> **Saved data entries**:
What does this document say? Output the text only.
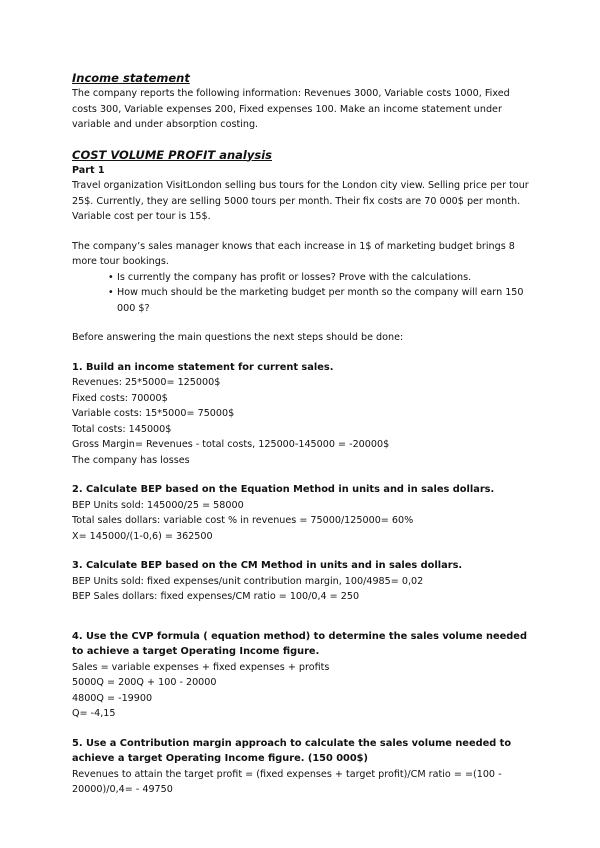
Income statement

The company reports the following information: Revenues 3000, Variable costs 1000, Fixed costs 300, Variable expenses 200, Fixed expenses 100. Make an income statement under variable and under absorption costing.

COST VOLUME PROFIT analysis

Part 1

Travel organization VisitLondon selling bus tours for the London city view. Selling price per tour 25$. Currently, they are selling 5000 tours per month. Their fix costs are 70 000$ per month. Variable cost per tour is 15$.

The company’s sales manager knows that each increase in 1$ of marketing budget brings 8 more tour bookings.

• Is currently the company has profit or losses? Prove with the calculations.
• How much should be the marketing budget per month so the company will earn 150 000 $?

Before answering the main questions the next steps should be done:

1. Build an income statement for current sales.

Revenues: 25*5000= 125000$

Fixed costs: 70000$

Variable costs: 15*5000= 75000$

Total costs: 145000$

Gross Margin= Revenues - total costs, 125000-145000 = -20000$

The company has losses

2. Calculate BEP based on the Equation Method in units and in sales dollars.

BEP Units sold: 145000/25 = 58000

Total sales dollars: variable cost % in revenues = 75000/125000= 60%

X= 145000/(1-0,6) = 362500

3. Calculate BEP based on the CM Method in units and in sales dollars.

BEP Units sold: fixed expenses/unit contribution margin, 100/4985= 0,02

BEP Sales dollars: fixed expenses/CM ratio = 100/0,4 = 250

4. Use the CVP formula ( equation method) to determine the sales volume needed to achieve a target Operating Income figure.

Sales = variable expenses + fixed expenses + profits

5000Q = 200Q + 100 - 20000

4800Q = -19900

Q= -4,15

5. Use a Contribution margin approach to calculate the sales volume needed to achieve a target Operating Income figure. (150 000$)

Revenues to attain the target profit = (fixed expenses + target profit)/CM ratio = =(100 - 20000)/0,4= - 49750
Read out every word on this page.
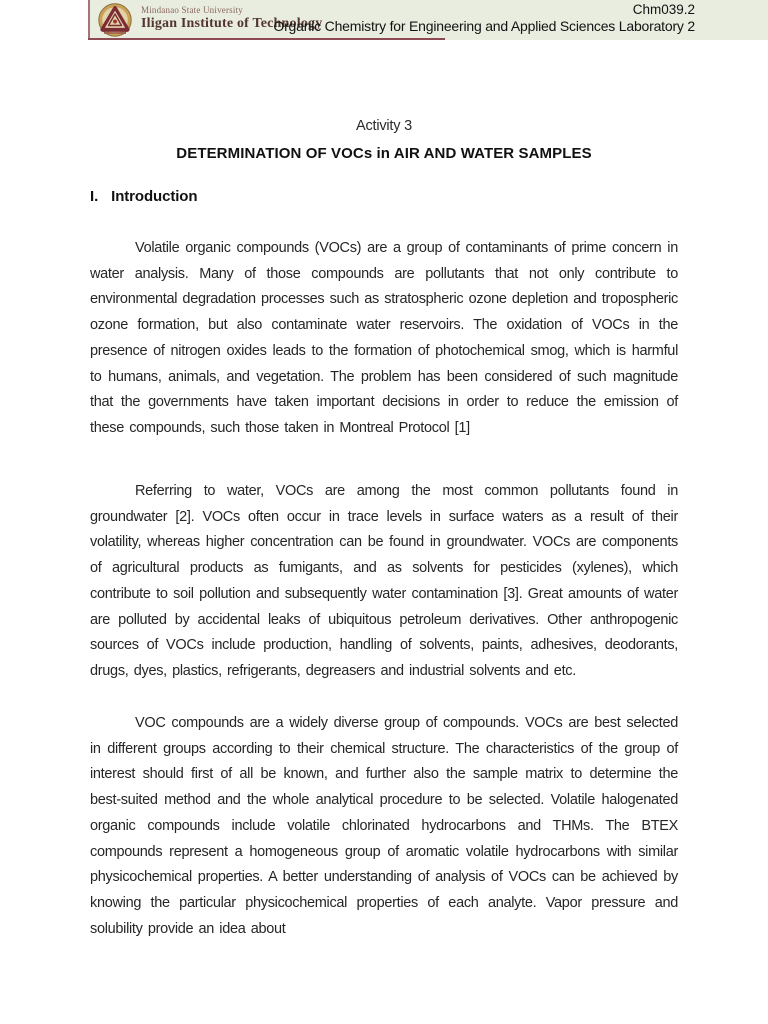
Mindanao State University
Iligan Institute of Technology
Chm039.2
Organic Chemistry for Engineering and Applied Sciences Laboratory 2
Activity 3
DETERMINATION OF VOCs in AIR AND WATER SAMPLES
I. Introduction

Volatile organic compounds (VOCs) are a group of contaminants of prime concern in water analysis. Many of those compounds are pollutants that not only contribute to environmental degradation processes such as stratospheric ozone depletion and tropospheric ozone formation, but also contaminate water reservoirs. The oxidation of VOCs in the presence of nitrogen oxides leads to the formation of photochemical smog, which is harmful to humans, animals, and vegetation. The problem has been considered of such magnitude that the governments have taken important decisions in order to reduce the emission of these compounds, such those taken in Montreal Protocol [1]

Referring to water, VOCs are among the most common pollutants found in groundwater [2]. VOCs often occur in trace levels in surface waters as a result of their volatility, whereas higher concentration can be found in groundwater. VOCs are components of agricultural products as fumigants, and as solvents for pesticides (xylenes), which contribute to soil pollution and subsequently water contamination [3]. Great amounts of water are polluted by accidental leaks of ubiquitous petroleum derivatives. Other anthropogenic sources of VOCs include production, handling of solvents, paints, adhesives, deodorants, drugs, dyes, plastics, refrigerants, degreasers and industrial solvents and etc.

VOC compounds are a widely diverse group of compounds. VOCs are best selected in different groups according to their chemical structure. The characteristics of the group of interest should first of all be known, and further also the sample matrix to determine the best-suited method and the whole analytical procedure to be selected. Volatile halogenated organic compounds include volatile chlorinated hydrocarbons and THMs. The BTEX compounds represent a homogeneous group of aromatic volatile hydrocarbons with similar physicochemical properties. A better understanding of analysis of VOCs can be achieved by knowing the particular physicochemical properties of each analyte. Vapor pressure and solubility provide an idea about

==

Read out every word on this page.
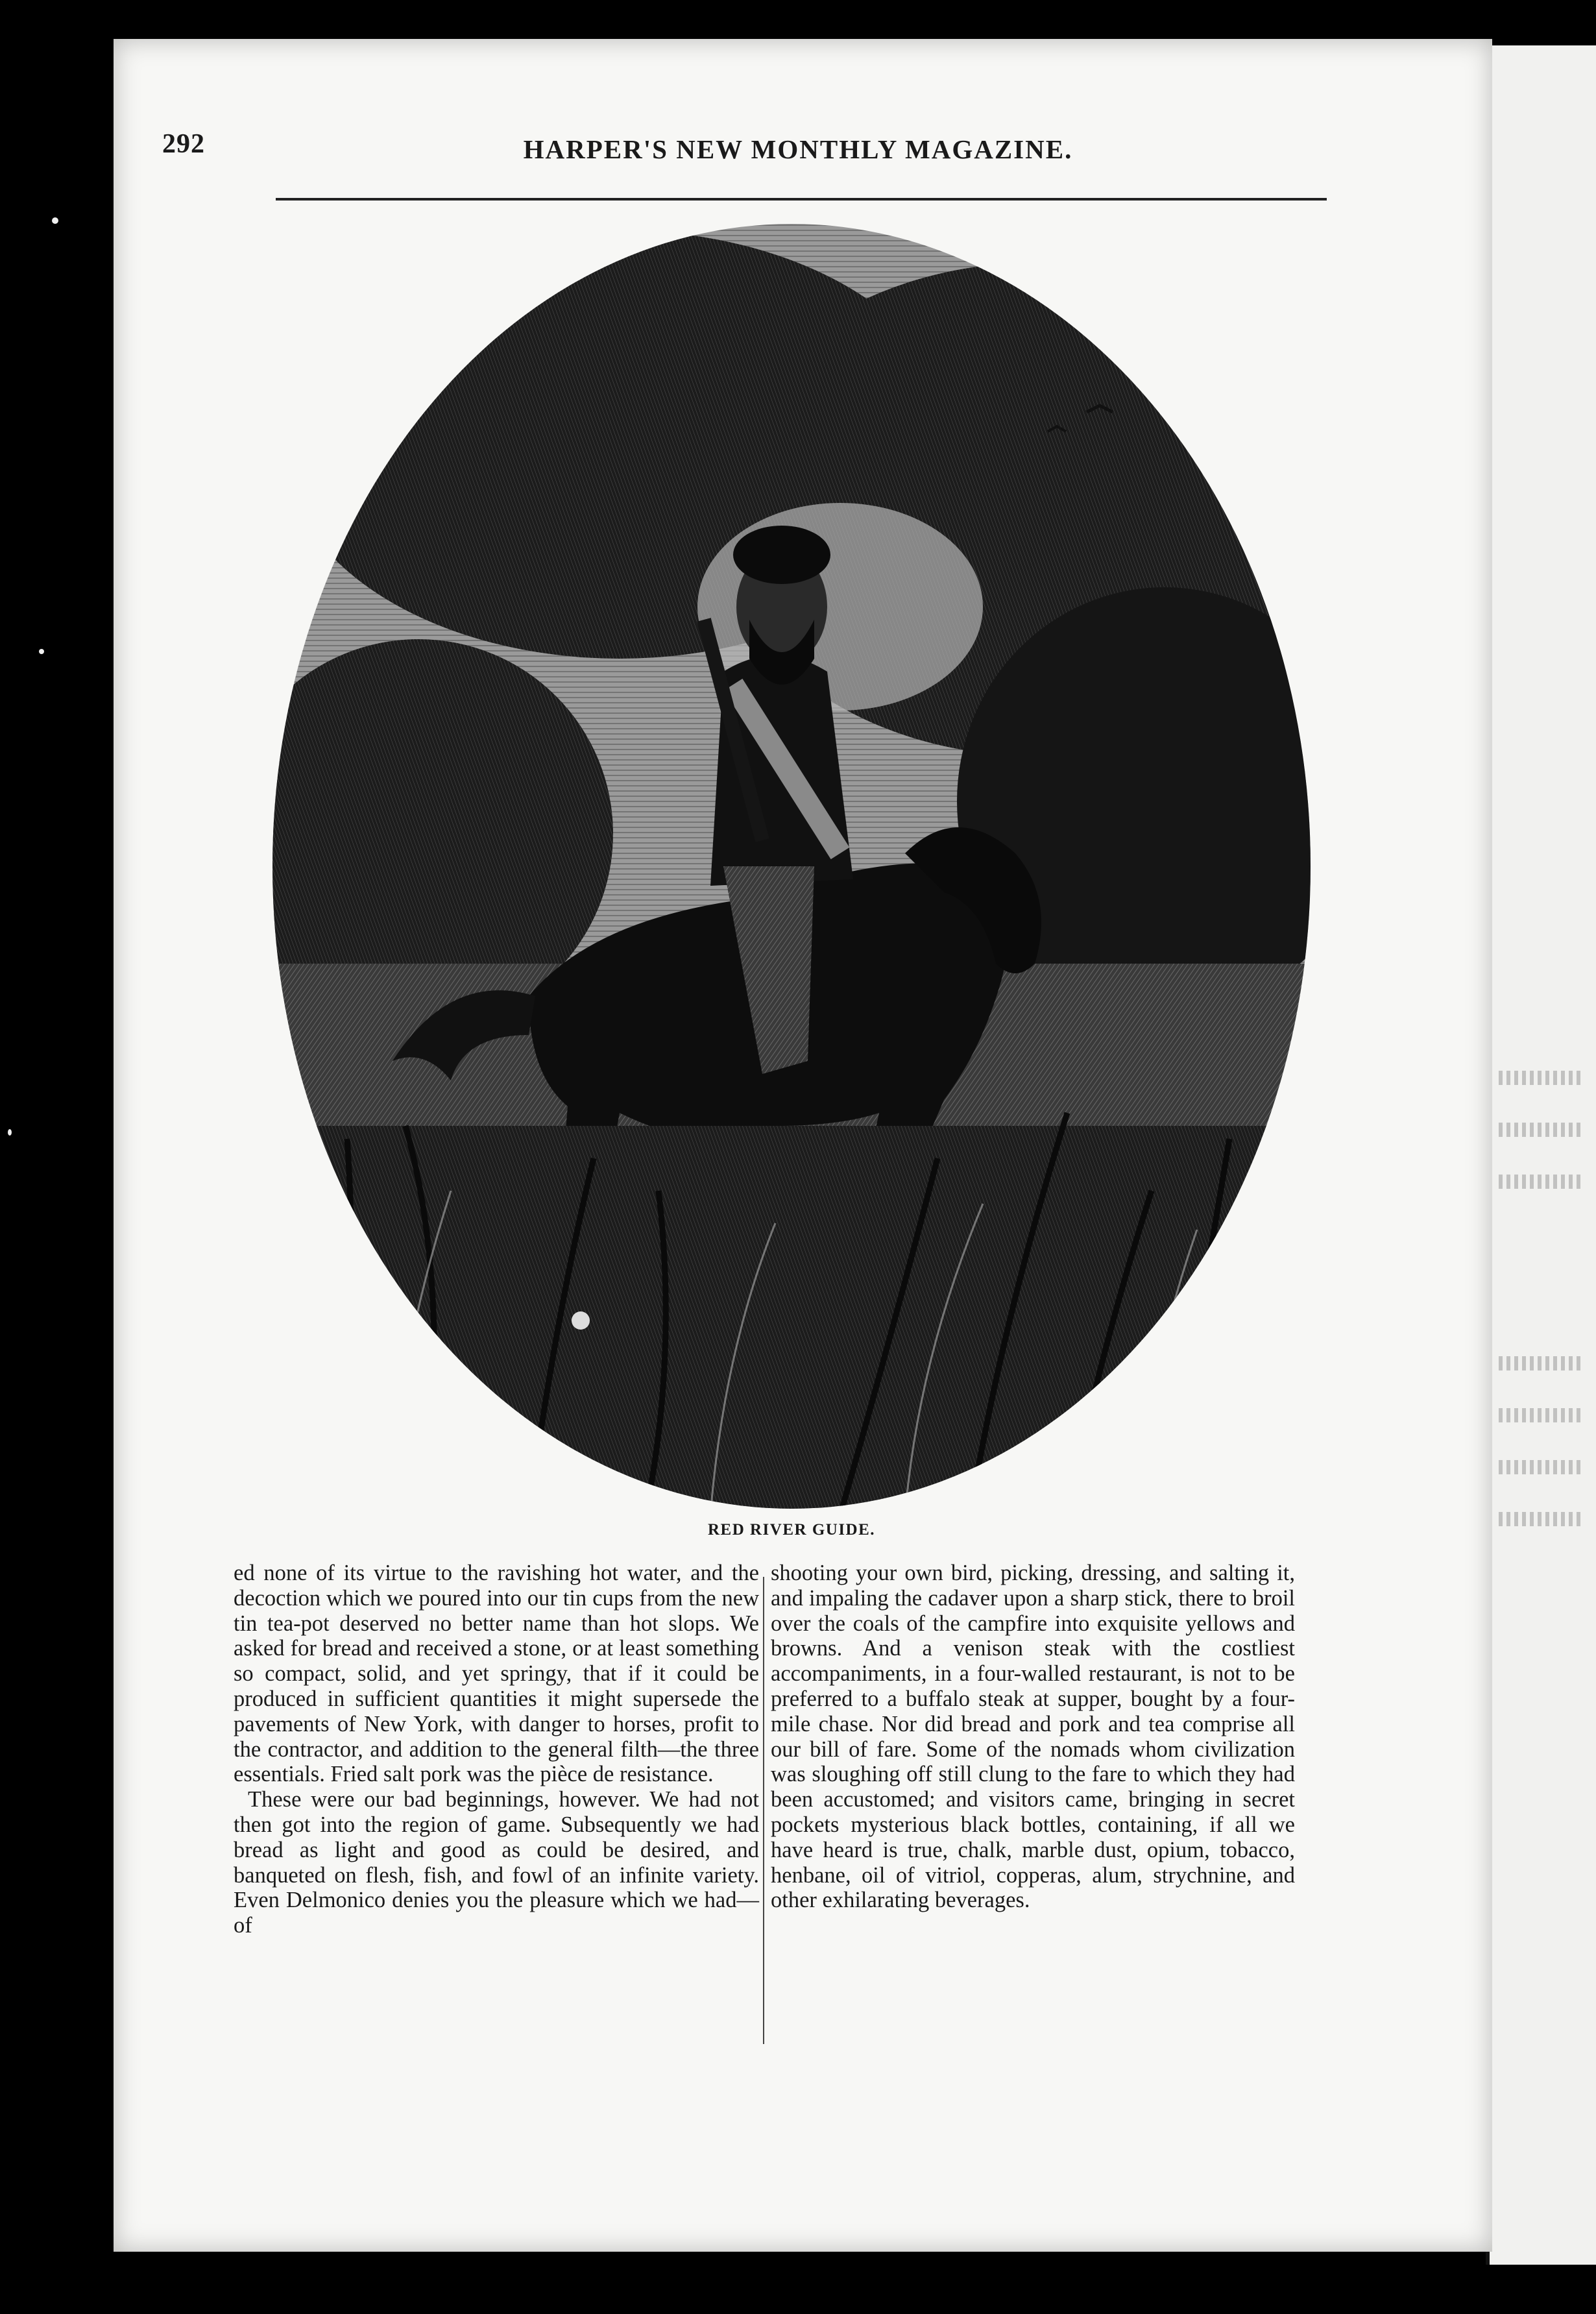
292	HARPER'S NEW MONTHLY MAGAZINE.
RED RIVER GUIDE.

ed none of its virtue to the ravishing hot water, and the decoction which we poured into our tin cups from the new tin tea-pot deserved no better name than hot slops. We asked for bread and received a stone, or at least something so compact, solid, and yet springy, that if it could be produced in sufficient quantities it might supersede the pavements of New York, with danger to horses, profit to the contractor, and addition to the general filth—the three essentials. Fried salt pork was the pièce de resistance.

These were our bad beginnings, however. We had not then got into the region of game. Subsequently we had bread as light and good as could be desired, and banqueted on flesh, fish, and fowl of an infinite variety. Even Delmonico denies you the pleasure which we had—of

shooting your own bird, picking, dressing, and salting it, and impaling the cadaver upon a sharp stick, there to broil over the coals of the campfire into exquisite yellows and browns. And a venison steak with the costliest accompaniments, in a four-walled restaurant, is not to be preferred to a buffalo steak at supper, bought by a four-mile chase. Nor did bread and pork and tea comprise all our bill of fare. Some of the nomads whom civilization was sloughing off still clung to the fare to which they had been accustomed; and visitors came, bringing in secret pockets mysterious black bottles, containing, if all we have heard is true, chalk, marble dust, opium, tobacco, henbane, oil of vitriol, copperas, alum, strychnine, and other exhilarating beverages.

> **PROBLEM REQUIREMENTS**: Identify every line above with the string "budget" in it. Copy those lines.

> **SOLUTION TO THIS EXERCISE**:
The company’s sales manager knows that each increase in 1$ of marketing budget brings 8 more tour bookings.
• How much should be the marketing budget per month so the company will earn 150 000 $?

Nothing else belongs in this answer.